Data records
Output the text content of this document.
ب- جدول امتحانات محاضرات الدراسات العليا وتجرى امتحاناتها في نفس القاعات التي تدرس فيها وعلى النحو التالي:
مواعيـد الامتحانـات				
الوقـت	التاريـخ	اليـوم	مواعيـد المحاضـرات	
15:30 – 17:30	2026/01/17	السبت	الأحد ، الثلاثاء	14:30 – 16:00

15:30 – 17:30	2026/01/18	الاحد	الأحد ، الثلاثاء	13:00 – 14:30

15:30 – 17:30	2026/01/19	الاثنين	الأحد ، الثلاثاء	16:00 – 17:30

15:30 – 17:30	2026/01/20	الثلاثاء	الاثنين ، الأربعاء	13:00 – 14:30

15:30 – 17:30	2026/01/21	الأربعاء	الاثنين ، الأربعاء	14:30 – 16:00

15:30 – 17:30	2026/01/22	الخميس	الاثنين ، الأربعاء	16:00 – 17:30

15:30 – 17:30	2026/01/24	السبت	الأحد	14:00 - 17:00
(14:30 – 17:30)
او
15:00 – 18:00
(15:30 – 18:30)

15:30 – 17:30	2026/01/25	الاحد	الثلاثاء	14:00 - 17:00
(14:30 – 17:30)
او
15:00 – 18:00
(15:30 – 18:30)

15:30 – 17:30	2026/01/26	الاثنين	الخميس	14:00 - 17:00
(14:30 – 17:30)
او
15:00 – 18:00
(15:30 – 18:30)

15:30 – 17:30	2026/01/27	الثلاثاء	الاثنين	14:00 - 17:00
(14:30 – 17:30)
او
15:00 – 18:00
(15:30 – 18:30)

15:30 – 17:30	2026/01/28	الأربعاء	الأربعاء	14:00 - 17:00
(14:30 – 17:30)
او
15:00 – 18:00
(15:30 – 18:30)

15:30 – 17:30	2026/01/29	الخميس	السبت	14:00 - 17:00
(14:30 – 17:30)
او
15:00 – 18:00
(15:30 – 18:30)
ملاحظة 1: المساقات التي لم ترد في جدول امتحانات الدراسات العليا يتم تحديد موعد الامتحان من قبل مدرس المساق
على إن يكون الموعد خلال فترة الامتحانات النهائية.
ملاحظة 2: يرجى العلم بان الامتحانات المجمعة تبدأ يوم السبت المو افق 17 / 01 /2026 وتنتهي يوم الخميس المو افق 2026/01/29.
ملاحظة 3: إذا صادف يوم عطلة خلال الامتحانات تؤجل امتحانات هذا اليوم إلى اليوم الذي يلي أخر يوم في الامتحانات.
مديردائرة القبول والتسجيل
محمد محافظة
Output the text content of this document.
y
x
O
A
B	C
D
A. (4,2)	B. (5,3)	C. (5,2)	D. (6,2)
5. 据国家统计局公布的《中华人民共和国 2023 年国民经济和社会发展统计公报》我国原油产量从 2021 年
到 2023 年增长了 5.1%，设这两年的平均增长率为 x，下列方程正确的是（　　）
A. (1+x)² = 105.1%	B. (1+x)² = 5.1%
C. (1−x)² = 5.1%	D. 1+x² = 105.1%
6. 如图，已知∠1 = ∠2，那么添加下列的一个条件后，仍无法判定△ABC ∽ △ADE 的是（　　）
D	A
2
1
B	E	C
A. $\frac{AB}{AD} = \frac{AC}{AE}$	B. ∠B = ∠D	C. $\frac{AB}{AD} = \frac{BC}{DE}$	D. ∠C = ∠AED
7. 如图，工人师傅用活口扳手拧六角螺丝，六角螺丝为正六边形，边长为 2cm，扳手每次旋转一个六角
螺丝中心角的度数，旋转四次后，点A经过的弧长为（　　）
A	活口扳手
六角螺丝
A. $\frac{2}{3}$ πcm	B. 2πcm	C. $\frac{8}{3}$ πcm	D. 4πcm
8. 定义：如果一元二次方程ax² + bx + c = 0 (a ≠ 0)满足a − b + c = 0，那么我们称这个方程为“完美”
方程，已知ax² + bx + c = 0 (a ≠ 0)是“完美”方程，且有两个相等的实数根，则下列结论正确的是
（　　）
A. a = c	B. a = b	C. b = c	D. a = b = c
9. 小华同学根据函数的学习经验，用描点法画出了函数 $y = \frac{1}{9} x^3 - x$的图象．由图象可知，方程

» **Set task**
Extract the complete listing verbatim.

» **Task result**
Output the text content of this document.
ب- جدول امتحانات محاضرات الدراسات العليا وتجرى امتحاناتها في نفس القاعات التي تدرس فيها وعلى النحو التالي:
مواعيـد الامتحانـات				
الوقـت	التاريـخ	اليـوم	مواعيـد المحاضـرات	
15:30 – 17:30	2026/01/17	السبت	الأحد ، الثلاثاء	14:30 – 16:00

15:30 – 17:30	2026/01/18	الاحد	الأحد ، الثلاثاء	13:00 – 14:30

15:30 – 17:30	2026/01/19	الاثنين	الأحد ، الثلاثاء	16:00 – 17:30

15:30 – 17:30	2026/01/20	الثلاثاء	الاثنين ، الأربعاء	13:00 – 14:30

15:30 – 17:30	2026/01/21	الأربعاء	الاثنين ، الأربعاء	14:30 – 16:00

15:30 – 17:30	2026/01/22	الخميس	الاثنين ، الأربعاء	16:00 – 17:30

15:30 – 17:30	2026/01/24	السبت	الأحد	14:00 - 17:00
(14:30 – 17:30)
او
15:00 – 18:00
(15:30 – 18:30)

15:30 – 17:30	2026/01/25	الاحد	الثلاثاء	14:00 - 17:00
(14:30 – 17:30)
او
15:00 – 18:00
(15:30 – 18:30)

15:30 – 17:30	2026/01/26	الاثنين	الخميس	14:00 - 17:00
(14:30 – 17:30)
او
15:00 – 18:00
(15:30 – 18:30)

15:30 – 17:30	2026/01/27	الثلاثاء	الاثنين	14:00 - 17:00
(14:30 – 17:30)
او
15:00 – 18:00
(15:30 – 18:30)

15:30 – 17:30	2026/01/28	الأربعاء	الأربعاء	14:00 - 17:00
(14:30 – 17:30)
او
15:00 – 18:00
(15:30 – 18:30)

15:30 – 17:30	2026/01/29	الخميس	السبت	14:00 - 17:00
(14:30 – 17:30)
او
15:00 – 18:00
(15:30 – 18:30)
ملاحظة 1: المساقات التي لم ترد في جدول امتحانات الدراسات العليا يتم تحديد موعد الامتحان من قبل مدرس المساق
على إن يكون الموعد خلال فترة الامتحانات النهائية.
ملاحظة 2: يرجى العلم بان الامتحانات المجمعة تبدأ يوم السبت المو افق 17 / 01 /2026 وتنتهي يوم الخميس المو افق 2026/01/29.
ملاحظة 3: إذا صادف يوم عطلة خلال الامتحانات تؤجل امتحانات هذا اليوم إلى اليوم الذي يلي أخر يوم في الامتحانات.
مديردائرة القبول والتسجيل
محمد محافظة
Output the text content of this document.
y
x
O
A
B	C
D
A. (4,2)	B. (5,3)	C. (5,2)	D. (6,2)
5. 据国家统计局公布的《中华人民共和国 2023 年国民经济和社会发展统计公报》我国原油产量从 2021 年
到 2023 年增长了 5.1%，设这两年的平均增长率为 x，下列方程正确的是（　　）
A. (1+x)² = 105.1%	B. (1+x)² = 5.1%
C. (1−x)² = 5.1%	D. 1+x² = 105.1%
6. 如图，已知∠1 = ∠2，那么添加下列的一个条件后，仍无法判定△ABC ∽ △ADE 的是（　　）
D	A
2
1
B	E	C
A. $\frac{AB}{AD} = \frac{AC}{AE}$	B. ∠B = ∠D	C. $\frac{AB}{AD} = \frac{BC}{DE}$	D. ∠C = ∠AED
7. 如图，工人师傅用活口扳手拧六角螺丝，六角螺丝为正六边形，边长为 2cm，扳手每次旋转一个六角
螺丝中心角的度数，旋转四次后，点A经过的弧长为（　　）
A	活口扳手
六角螺丝
A. $\frac{2}{3}$ πcm	B. 2πcm	C. $\frac{8}{3}$ πcm	D. 4πcm
8. 定义：如果一元二次方程ax² + bx + c = 0 (a ≠ 0)满足a − b + c = 0，那么我们称这个方程为“完美”
方程，已知ax² + bx + c = 0 (a ≠ 0)是“完美”方程，且有两个相等的实数根，则下列结论正确的是
（　　）
A. a = c	B. a = b	C. b = c	D. a = b = c
9. 小华同学根据函数的学习经验，用描点法画出了函数 $y = \frac{1}{9} x^3 - x$的图象．由图象可知，方程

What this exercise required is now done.